> **AIM OF THE TASK**:
Identify the lines that contain the string "index", then copy each of them.
┌─ ENTRIES SUPPLIED
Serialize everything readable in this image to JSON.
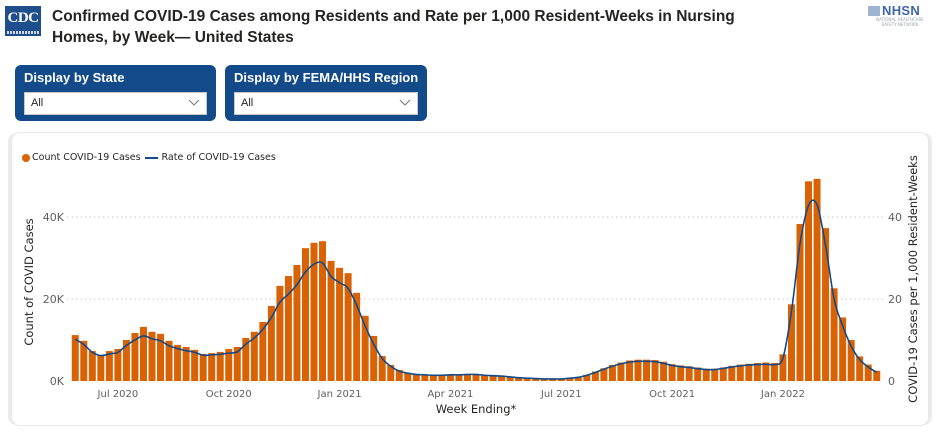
{
  "header": {
    "title": "Confirmed COVID-19 Cases among Residents and Rate per 1,000 Resident-Weeks in Nursing Homes, by Week— United States",
    "cdc_logo_text": "CDC",
    "nhsn_logo_text": "NHSN",
    "nhsn_tagline": "NATIONAL HEALTHCARE SAFETY NETWORK"
  },
  "filters": {
    "state": {
      "label": "Display by State",
      "value": "All"
    },
    "region": {
      "label": "Display by FEMA/HHS Region",
      "value": "All"
    }
  },
  "colors": {
    "bars": "#d96204",
    "line": "#124a8a",
    "slicer_bg": "#124a8a"
  },
  "chart_data": {
    "type": "bar+line",
    "title": "",
    "xlabel": "Week Ending*",
    "ylabel": "Count of COVID Cases",
    "y2label": "COVID-19 Cases per 1,000 Resident-Weeks",
    "ylim": [
      0,
      50000
    ],
    "y2lim": [
      0,
      50
    ],
    "y_ticks": [
      {
        "value": 0,
        "label": "0K"
      },
      {
        "value": 20000,
        "label": "20K"
      },
      {
        "value": 40000,
        "label": "40K"
      }
    ],
    "y2_ticks": [
      {
        "value": 0,
        "label": "0"
      },
      {
        "value": 20,
        "label": "20"
      },
      {
        "value": 40,
        "label": "40"
      }
    ],
    "x_ticks": [
      {
        "index": 5,
        "label": "Jul 2020"
      },
      {
        "index": 18,
        "label": "Oct 2020"
      },
      {
        "index": 31,
        "label": "Jan 2021"
      },
      {
        "index": 44,
        "label": "Apr 2021"
      },
      {
        "index": 57,
        "label": "Jul 2021"
      },
      {
        "index": 70,
        "label": "Oct 2021"
      },
      {
        "index": 83,
        "label": "Jan 2022"
      }
    ],
    "grid": true,
    "legend_position": "top-left",
    "series": [
      {
        "name": "Count COVID-19 Cases",
        "type": "bar",
        "values": [
          11200,
          9800,
          7300,
          6300,
          7300,
          7800,
          10000,
          11700,
          13200,
          12000,
          11500,
          9800,
          8800,
          8300,
          7600,
          6600,
          6800,
          7100,
          7800,
          8300,
          10500,
          12000,
          14400,
          18300,
          23200,
          25600,
          28300,
          32400,
          33700,
          34100,
          29300,
          27600,
          26300,
          21500,
          15900,
          11000,
          6100,
          3900,
          2700,
          2000,
          1700,
          1600,
          1500,
          1500,
          1600,
          1600,
          1700,
          1700,
          1500,
          1400,
          1300,
          1100,
          900,
          700,
          600,
          500,
          500,
          500,
          700,
          900,
          1500,
          2300,
          3100,
          3900,
          4500,
          5000,
          5200,
          5200,
          5100,
          4700,
          4100,
          3800,
          3600,
          3300,
          3000,
          3000,
          3300,
          3700,
          4000,
          4200,
          4400,
          4500,
          4400,
          6500,
          18700,
          38300,
          48700,
          49300,
          37300,
          22600,
          15500,
          10000,
          6000,
          4000,
          2500
        ]
      },
      {
        "name": "Rate of COVID-19 Cases",
        "type": "line",
        "values": [
          10.2,
          8.9,
          7.0,
          6.2,
          6.6,
          7.0,
          8.7,
          10.0,
          11.0,
          10.3,
          9.8,
          8.6,
          7.9,
          7.4,
          7.0,
          6.3,
          6.4,
          6.5,
          6.8,
          7.1,
          9.0,
          10.5,
          12.6,
          15.5,
          19.2,
          21.2,
          23.5,
          26.6,
          28.5,
          28.8,
          25.5,
          24.0,
          22.6,
          18.5,
          13.4,
          9.0,
          5.5,
          3.6,
          2.4,
          1.9,
          1.6,
          1.5,
          1.4,
          1.4,
          1.5,
          1.5,
          1.6,
          1.6,
          1.4,
          1.3,
          1.2,
          1.0,
          0.8,
          0.7,
          0.6,
          0.5,
          0.5,
          0.5,
          0.7,
          0.9,
          1.4,
          2.1,
          2.9,
          3.6,
          4.2,
          4.6,
          4.8,
          4.8,
          4.7,
          4.3,
          3.8,
          3.5,
          3.3,
          3.0,
          2.8,
          2.8,
          3.1,
          3.4,
          3.7,
          3.9,
          4.0,
          4.1,
          4.0,
          5.6,
          17.0,
          33.5,
          42.8,
          43.0,
          33.0,
          20.0,
          13.5,
          8.5,
          5.2,
          3.4,
          2.1
        ]
      }
    ]
  }
}
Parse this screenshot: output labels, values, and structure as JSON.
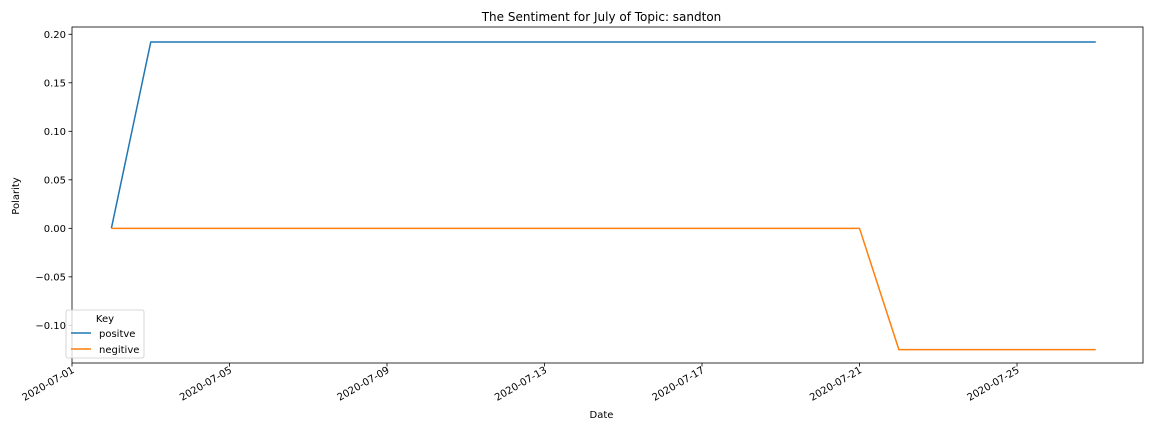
{
  "chart_data": {
    "type": "line",
    "title": "The Sentiment for July of Topic: sandton",
    "xlabel": "Date",
    "ylabel": "Polarity",
    "x": [
      "2020-07-02",
      "2020-07-03",
      "2020-07-04",
      "2020-07-05",
      "2020-07-06",
      "2020-07-07",
      "2020-07-08",
      "2020-07-09",
      "2020-07-10",
      "2020-07-11",
      "2020-07-12",
      "2020-07-13",
      "2020-07-14",
      "2020-07-15",
      "2020-07-16",
      "2020-07-17",
      "2020-07-18",
      "2020-07-19",
      "2020-07-20",
      "2020-07-21",
      "2020-07-22",
      "2020-07-23",
      "2020-07-24",
      "2020-07-25",
      "2020-07-26",
      "2020-07-27"
    ],
    "xlim": [
      "2020-07-01",
      "2020-07-28.2"
    ],
    "xticks": [
      "2020-07-01",
      "2020-07-05",
      "2020-07-09",
      "2020-07-13",
      "2020-07-17",
      "2020-07-21",
      "2020-07-25"
    ],
    "ylim": [
      -0.1388,
      0.2075
    ],
    "yticks": [
      0.2,
      0.15,
      0.1,
      0.05,
      0.0,
      -0.05,
      -0.1
    ],
    "ytick_labels": [
      "0.20",
      "0.15",
      "0.10",
      "0.05",
      "0.00",
      "−0.05",
      "−0.10"
    ],
    "series": [
      {
        "name": "positve",
        "color": "#1f77b4",
        "values": [
          0,
          0.192,
          0.192,
          0.192,
          0.192,
          0.192,
          0.192,
          0.192,
          0.192,
          0.192,
          0.192,
          0.192,
          0.192,
          0.192,
          0.192,
          0.192,
          0.192,
          0.192,
          0.192,
          0.192,
          0.192,
          0.192,
          0.192,
          0.192,
          0.192,
          0.192
        ]
      },
      {
        "name": "negitive",
        "color": "#ff7f0e",
        "values": [
          0,
          0,
          0,
          0,
          0,
          0,
          0,
          0,
          0,
          0,
          0,
          0,
          0,
          0,
          0,
          0,
          0,
          0,
          0,
          0,
          -0.125,
          -0.125,
          -0.125,
          -0.125,
          -0.125,
          -0.125
        ]
      }
    ],
    "legend": {
      "title": "Key",
      "position": "lower-left"
    },
    "grid": false
  }
}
└─
> **EXERCISE RESULT**:
        "index": 5,
        "index": 18,
        "index": 31,
        "index": 44,
        "index": 57,
        "index": 70,
        "index": 83,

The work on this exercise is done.